## Required task
Set the listing down unchanged, minus every embedded image.

## start Extracted data

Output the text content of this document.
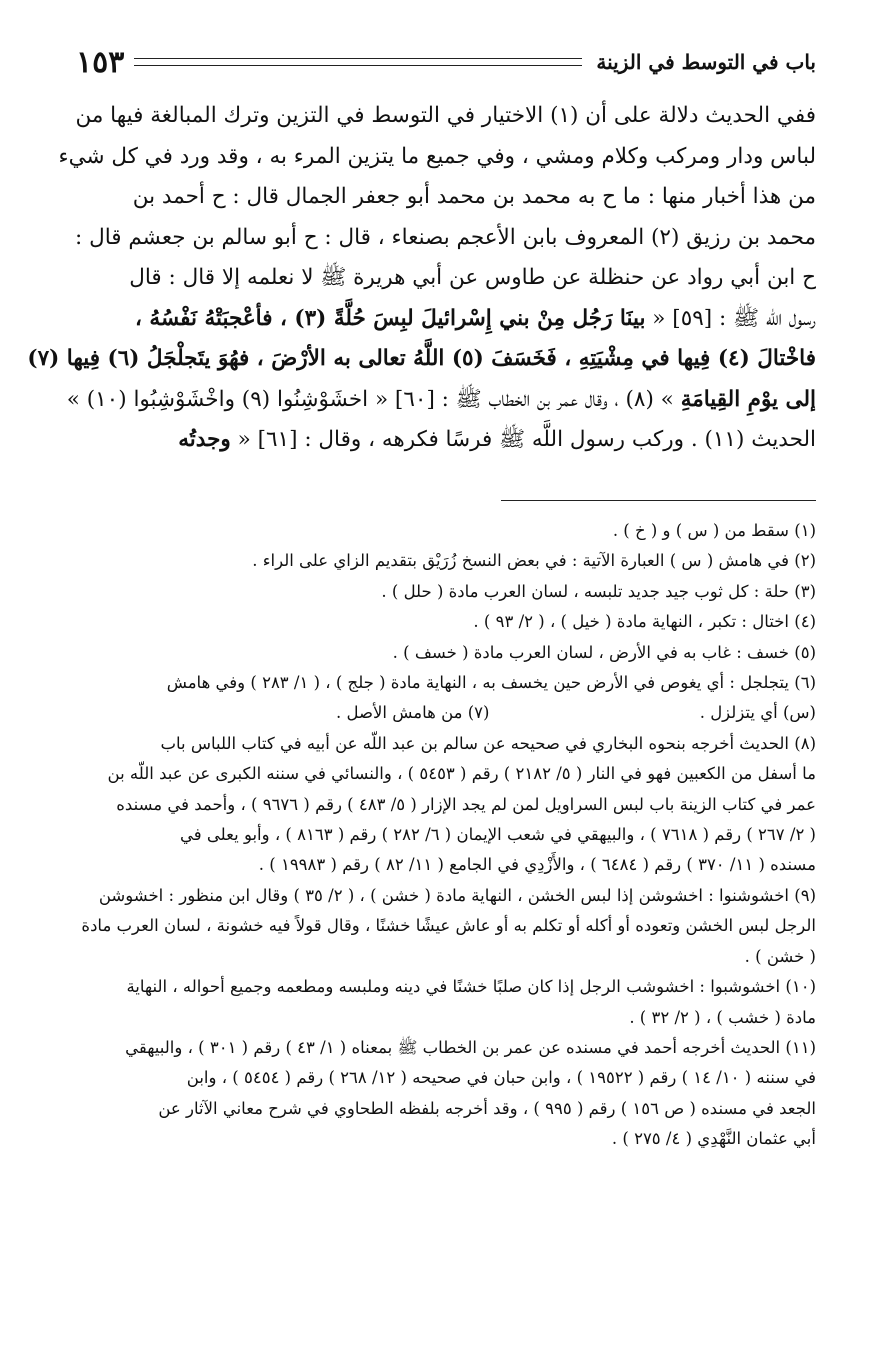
باب في التوسط في الزينة
١٥٣
ففي الحديث دلالة على أن (١) الاختيار في التوسط في التزين وترك المبالغة فيها من
لباس ودار ومركب وكلام ومشي ، وفي جميع ما يتزين المرء به ، وقد ورد في كل شيء
من هذا أخبار منها : ما ح به محمد بن محمد أبو جعفر الجمال قال : ح أحمد بن
محمد بن رزيق (٢) المعروف بابن الأعجم بصنعاء ، قال : ح أبو سالم بن جعشم قال :
ح ابن أبي رواد عن حنظلة عن طاوس عن أبي هريرة ﷺ لا نعلمه إلا قال : قال
رسول اللّه ﷺ : [٥٩] « بينَا رَجُل مِنْ بني إِسْرائيلَ لبِسَ حُلَّةً (٣) ، فأعْجبَتْهُ نَفْسُهُ ،
فاخْتالَ (٤) فِيها في مِشْيَتِهِ ، فَخَسَفَ (٥) اللَّهُ تعالى به الأرْضَ ، فهُوَ يتَجلْجَلُ (٦) فِيها (٧)
إلى يوْمِ القِيامَةِ » (٨) ، وقال عمر بن الخطاب ﷺ : [٦٠] « اخشَوْشِنُوا (٩) واخْشَوْشِبُوا (١٠) »
الحديث (١١) . وركب رسول اللَّه ﷺ فرسًا فكرهه ، وقال : [٦١] « وجدتُه
(١) سقط من ( س ) و ( خ ) .
(٢) في هامش ( س ) العبارة الآتية : في بعض النسخ زُرَيْق بتقديم الزاي على الراء .
(٣) حلة : كل ثوب جيد جديد تلبسه ، لسان العرب مادة ( حلل ) .
(٤) اختال : تكبر ، النهاية مادة ( خيل ) ، ( ٢/ ٩٣ ) .
(٥) خسف : غاب به في الأرض ، لسان العرب مادة ( خسف ) .
(٦) يتجلجل : أي يغوص في الأرض حين يخسف به ، النهاية مادة ( جلج ) ، ( ١/ ٢٨٣ ) وفي هامش
(س) أي يتزلزل .
(٧) من هامش الأصل .
(٨) الحديث أخرجه بنحوه البخاري في صحيحه عن سالم بن عبد اللّه عن أبيه في كتاب اللباس باب
ما أسفل من الكعبين فهو في النار ( ٥/ ٢١٨٢ ) رقم ( ٥٤٥٣ ) ، والنسائي في سننه الكبرى عن عبد اللّه بن
عمر في كتاب الزينة باب لبس السراويل لمن لم يجد الإزار ( ٥/ ٤٨٣ ) رقم ( ٩٦٧٦ ) ، وأحمد في مسنده
( ٢/ ٢٦٧ ) رقم ( ٧٦١٨ ) ، والبيهقي في شعب الإيمان ( ٦/ ٢٨٢ ) رقم ( ٨١٦٣ ) ، وأبو يعلى في
مسنده ( ١١/ ٣٧٠ ) رقم ( ٦٤٨٤ ) ، والأَزْدِي في الجامع ( ١١/ ٨٢ ) رقم ( ١٩٩٨٣ ) .
(٩) اخشوشنوا : اخشوشن إذا لبس الخشن ، النهاية مادة ( خشن ) ، ( ٢/ ٣٥ ) وقال ابن منظور : اخشوشن
الرجل لبس الخشن وتعوده أو أكله أو تكلم به أو عاش عيشًا خشنًا ، وقال قولاً فيه خشونة ، لسان العرب مادة
( خشن ) .
(١٠) اخشوشبوا : اخشوشب الرجل إذا كان صلبًا خشنًا في دينه وملبسه ومطعمه وجميع أحواله ، النهاية
مادة ( خشب ) ، ( ٢/ ٣٢ ) .
(١١) الحديث أخرجه أحمد في مسنده عن عمر بن الخطاب ﷺ بمعناه ( ١/ ٤٣ ) رقم ( ٣٠١ ) ، والبيهقي
في سننه ( ١٠/ ١٤ ) رقم ( ١٩٥٢٢ ) ، وابن حبان في صحيحه ( ١٢/ ٢٦٨ ) رقم ( ٥٤٥٤ ) ، وابن
الجعد في مسنده ( ص ١٥٦ ) رقم ( ٩٩٥ ) ، وقد أخرجه بلفظه الطحاوي في شرح معاني الآثار عن
أبي عثمان النَّهْدِي ( ٤/ ٢٧٥ ) .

## end Extracted data

## Exercise output
Output the text content of this document.
باب في التوسط في الزينة
١٥٣
ففي الحديث دلالة على أن (١) الاختيار في التوسط في التزين وترك المبالغة فيها من
لباس ودار ومركب وكلام ومشي ، وفي جميع ما يتزين المرء به ، وقد ورد في كل شيء
من هذا أخبار منها : ما ح به محمد بن محمد أبو جعفر الجمال قال : ح أحمد بن
محمد بن رزيق (٢) المعروف بابن الأعجم بصنعاء ، قال : ح أبو سالم بن جعشم قال :
ح ابن أبي رواد عن حنظلة عن طاوس عن أبي هريرة ﷺ لا نعلمه إلا قال : قال
رسول اللّه ﷺ : [٥٩] « بينَا رَجُل مِنْ بني إِسْرائيلَ لبِسَ حُلَّةً (٣) ، فأعْجبَتْهُ نَفْسُهُ ،
فاخْتالَ (٤) فِيها في مِشْيَتِهِ ، فَخَسَفَ (٥) اللَّهُ تعالى به الأرْضَ ، فهُوَ يتَجلْجَلُ (٦) فِيها (٧)
إلى يوْمِ القِيامَةِ » (٨) ، وقال عمر بن الخطاب ﷺ : [٦٠] « اخشَوْشِنُوا (٩) واخْشَوْشِبُوا (١٠) »
الحديث (١١) . وركب رسول اللَّه ﷺ فرسًا فكرهه ، وقال : [٦١] « وجدتُه
(١) سقط من ( س ) و ( خ ) .
(٢) في هامش ( س ) العبارة الآتية : في بعض النسخ زُرَيْق بتقديم الزاي على الراء .
(٣) حلة : كل ثوب جيد جديد تلبسه ، لسان العرب مادة ( حلل ) .
(٤) اختال : تكبر ، النهاية مادة ( خيل ) ، ( ٢/ ٩٣ ) .
(٥) خسف : غاب به في الأرض ، لسان العرب مادة ( خسف ) .
(٦) يتجلجل : أي يغوص في الأرض حين يخسف به ، النهاية مادة ( جلج ) ، ( ١/ ٢٨٣ ) وفي هامش
(س) أي يتزلزل .
(٧) من هامش الأصل .
(٨) الحديث أخرجه بنحوه البخاري في صحيحه عن سالم بن عبد اللّه عن أبيه في كتاب اللباس باب
ما أسفل من الكعبين فهو في النار ( ٥/ ٢١٨٢ ) رقم ( ٥٤٥٣ ) ، والنسائي في سننه الكبرى عن عبد اللّه بن
عمر في كتاب الزينة باب لبس السراويل لمن لم يجد الإزار ( ٥/ ٤٨٣ ) رقم ( ٩٦٧٦ ) ، وأحمد في مسنده
( ٢/ ٢٦٧ ) رقم ( ٧٦١٨ ) ، والبيهقي في شعب الإيمان ( ٦/ ٢٨٢ ) رقم ( ٨١٦٣ ) ، وأبو يعلى في
مسنده ( ١١/ ٣٧٠ ) رقم ( ٦٤٨٤ ) ، والأَزْدِي في الجامع ( ١١/ ٨٢ ) رقم ( ١٩٩٨٣ ) .
(٩) اخشوشنوا : اخشوشن إذا لبس الخشن ، النهاية مادة ( خشن ) ، ( ٢/ ٣٥ ) وقال ابن منظور : اخشوشن
الرجل لبس الخشن وتعوده أو أكله أو تكلم به أو عاش عيشًا خشنًا ، وقال قولاً فيه خشونة ، لسان العرب مادة
( خشن ) .
(١٠) اخشوشبوا : اخشوشب الرجل إذا كان صلبًا خشنًا في دينه وملبسه ومطعمه وجميع أحواله ، النهاية
مادة ( خشب ) ، ( ٢/ ٣٢ ) .
(١١) الحديث أخرجه أحمد في مسنده عن عمر بن الخطاب ﷺ بمعناه ( ١/ ٤٣ ) رقم ( ٣٠١ ) ، والبيهقي
في سننه ( ١٠/ ١٤ ) رقم ( ١٩٥٢٢ ) ، وابن حبان في صحيحه ( ١٢/ ٢٦٨ ) رقم ( ٥٤٥٤ ) ، وابن
الجعد في مسنده ( ص ١٥٦ ) رقم ( ٩٩٥ ) ، وقد أخرجه بلفظه الطحاوي في شرح معاني الآثار عن
أبي عثمان النَّهْدِي ( ٤/ ٢٧٥ ) .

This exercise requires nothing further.